╔══

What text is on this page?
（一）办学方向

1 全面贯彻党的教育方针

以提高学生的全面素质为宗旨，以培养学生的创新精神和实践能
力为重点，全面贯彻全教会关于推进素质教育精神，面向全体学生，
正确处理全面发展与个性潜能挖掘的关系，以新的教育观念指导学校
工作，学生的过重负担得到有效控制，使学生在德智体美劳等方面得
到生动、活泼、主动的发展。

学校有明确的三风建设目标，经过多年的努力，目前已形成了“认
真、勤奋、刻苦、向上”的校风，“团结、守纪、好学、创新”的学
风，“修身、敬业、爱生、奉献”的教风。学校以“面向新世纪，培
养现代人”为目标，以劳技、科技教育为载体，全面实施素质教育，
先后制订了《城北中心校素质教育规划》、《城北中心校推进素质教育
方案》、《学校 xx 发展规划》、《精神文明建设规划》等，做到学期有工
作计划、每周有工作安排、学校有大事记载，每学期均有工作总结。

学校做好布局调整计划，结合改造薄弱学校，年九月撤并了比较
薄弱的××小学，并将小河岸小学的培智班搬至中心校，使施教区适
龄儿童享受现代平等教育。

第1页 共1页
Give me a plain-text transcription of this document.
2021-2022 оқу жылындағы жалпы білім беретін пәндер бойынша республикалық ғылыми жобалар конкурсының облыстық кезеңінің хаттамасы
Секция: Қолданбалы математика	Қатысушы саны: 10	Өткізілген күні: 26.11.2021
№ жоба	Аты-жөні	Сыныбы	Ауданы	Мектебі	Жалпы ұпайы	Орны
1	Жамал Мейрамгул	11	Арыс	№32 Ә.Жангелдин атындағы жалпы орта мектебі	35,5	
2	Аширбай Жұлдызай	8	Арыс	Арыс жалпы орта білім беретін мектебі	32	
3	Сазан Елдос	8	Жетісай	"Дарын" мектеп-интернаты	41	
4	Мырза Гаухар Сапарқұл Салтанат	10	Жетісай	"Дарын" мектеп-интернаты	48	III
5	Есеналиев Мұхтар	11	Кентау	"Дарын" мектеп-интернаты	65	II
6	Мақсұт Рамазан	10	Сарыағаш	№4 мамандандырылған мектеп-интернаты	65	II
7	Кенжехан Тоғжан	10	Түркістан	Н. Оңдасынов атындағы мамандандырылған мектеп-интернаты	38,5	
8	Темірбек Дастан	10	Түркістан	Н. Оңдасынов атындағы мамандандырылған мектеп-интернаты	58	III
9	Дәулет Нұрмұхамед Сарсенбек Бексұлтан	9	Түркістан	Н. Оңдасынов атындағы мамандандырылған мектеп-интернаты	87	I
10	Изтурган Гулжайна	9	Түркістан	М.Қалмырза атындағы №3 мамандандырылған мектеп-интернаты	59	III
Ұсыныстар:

╚══

### TASK
Copy each line of the data that contains the word "беретін".

### FINAL RESULT
2021-2022 оқу жылындағы жалпы білім беретін пәндер бойынша республикалық ғылыми жобалар конкурсының облыстық кезеңінің хаттамасы
2	Аширбай Жұлдызай	8	Арыс	Арыс жалпы орта білім беретін мектебі	32	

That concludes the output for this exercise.